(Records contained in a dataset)
:::
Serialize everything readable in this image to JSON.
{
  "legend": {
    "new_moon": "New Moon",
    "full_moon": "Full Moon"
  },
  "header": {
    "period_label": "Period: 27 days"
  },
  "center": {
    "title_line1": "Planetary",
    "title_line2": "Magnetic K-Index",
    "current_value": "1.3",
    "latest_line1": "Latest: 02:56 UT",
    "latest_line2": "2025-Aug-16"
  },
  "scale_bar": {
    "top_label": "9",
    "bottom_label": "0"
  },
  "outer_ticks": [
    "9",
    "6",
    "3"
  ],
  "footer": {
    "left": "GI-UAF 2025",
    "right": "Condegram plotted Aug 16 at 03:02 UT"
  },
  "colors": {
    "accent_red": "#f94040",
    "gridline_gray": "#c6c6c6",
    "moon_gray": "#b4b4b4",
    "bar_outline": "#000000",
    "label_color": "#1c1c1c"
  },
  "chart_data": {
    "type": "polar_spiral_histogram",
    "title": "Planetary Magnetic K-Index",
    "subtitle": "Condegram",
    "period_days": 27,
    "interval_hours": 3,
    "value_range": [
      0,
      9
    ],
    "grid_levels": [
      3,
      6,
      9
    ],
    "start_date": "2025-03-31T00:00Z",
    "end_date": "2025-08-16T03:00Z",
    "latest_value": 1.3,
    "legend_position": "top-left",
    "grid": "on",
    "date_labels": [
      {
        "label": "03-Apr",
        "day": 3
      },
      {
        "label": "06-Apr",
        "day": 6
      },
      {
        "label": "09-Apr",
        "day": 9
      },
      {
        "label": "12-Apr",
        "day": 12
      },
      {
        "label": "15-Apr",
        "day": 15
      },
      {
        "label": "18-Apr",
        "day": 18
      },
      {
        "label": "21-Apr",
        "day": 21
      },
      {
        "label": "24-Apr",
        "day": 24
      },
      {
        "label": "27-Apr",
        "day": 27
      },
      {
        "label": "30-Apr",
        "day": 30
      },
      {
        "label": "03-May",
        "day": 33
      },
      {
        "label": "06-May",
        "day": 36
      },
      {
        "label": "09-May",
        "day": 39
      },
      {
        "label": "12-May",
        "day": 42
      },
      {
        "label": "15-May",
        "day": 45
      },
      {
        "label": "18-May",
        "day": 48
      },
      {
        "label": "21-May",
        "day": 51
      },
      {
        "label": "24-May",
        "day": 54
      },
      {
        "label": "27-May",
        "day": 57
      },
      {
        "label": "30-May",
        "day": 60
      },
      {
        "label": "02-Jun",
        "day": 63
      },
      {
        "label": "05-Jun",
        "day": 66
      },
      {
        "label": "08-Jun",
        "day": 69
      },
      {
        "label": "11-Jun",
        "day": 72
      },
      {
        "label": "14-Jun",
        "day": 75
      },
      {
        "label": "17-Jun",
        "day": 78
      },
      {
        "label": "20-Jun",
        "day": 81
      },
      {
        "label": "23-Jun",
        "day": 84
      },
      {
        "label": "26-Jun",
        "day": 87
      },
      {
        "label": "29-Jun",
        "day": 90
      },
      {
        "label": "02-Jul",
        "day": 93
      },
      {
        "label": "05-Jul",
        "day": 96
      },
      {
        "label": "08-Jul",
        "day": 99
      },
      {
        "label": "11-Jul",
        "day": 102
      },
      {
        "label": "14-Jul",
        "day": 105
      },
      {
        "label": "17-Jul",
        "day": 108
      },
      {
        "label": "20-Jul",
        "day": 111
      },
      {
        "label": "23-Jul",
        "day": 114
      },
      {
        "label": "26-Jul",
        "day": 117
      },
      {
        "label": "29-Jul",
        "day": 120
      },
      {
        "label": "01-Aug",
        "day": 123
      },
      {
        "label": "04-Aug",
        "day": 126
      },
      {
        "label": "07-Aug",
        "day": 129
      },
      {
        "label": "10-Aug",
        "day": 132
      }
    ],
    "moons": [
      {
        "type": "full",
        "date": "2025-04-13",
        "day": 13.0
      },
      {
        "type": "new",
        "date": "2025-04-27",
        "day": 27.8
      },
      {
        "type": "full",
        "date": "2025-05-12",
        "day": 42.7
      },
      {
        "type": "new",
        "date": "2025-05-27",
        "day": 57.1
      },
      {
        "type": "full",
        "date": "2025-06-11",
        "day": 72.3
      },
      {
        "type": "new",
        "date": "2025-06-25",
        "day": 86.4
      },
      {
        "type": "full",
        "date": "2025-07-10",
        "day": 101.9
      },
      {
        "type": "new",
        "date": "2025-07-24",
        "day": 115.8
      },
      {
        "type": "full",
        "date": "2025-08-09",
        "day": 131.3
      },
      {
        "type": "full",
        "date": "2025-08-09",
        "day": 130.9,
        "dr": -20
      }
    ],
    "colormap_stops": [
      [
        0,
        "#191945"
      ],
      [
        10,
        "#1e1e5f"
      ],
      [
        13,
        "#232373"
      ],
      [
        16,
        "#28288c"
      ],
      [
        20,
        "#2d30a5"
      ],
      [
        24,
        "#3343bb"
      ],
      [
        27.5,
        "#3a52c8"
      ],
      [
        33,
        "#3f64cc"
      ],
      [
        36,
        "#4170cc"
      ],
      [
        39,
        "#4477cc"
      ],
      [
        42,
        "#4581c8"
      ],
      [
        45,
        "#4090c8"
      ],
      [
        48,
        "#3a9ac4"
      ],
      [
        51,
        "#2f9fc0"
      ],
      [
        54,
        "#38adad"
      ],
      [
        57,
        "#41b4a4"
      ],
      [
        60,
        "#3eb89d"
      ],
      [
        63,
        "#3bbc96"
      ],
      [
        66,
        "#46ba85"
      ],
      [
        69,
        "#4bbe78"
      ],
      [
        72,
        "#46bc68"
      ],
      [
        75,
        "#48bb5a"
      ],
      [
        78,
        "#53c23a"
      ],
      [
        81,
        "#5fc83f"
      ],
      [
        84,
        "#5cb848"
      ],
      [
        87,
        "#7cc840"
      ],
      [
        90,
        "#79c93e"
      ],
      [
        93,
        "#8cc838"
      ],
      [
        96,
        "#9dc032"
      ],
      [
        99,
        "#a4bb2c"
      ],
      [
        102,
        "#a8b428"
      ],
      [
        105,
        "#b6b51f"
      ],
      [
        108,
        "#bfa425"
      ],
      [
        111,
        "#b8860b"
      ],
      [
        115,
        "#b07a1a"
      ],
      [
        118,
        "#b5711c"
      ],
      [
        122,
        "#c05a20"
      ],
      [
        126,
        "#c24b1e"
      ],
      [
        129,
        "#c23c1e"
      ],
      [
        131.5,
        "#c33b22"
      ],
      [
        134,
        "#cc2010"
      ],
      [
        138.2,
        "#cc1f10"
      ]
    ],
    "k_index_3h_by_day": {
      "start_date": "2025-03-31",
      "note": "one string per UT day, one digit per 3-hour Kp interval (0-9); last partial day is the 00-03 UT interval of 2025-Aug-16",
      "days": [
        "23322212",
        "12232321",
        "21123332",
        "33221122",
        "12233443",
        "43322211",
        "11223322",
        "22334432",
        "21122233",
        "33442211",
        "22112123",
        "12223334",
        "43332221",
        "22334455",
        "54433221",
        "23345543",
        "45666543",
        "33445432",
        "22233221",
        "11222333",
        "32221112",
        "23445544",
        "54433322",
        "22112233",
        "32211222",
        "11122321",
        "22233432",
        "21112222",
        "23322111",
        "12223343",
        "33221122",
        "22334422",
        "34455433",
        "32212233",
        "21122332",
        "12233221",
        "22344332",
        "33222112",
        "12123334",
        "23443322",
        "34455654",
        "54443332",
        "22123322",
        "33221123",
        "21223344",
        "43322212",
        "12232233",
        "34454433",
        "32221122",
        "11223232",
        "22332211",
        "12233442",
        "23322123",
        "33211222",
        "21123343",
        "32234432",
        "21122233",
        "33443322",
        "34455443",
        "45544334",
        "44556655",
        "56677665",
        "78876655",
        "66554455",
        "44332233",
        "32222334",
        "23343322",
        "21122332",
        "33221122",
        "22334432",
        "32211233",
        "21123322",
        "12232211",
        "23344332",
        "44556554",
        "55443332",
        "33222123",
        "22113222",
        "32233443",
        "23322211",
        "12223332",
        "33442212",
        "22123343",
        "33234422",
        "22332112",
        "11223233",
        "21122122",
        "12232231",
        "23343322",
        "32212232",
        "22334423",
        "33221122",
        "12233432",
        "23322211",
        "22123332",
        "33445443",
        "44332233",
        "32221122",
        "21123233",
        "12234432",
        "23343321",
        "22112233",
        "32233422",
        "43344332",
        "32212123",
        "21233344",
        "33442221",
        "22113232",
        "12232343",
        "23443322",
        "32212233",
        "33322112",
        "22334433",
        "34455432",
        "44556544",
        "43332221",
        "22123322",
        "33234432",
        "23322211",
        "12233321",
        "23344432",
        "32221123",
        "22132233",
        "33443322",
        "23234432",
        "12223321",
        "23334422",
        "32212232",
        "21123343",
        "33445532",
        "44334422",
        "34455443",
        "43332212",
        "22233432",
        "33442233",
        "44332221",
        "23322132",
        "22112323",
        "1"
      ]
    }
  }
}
:::
→ **Task objective**
Filter lines by "Magnetic" and return each hit.

→ **Expected answer**
    "title_line2": "Magnetic K-Index",
    "title": "Planetary Magnetic K-Index",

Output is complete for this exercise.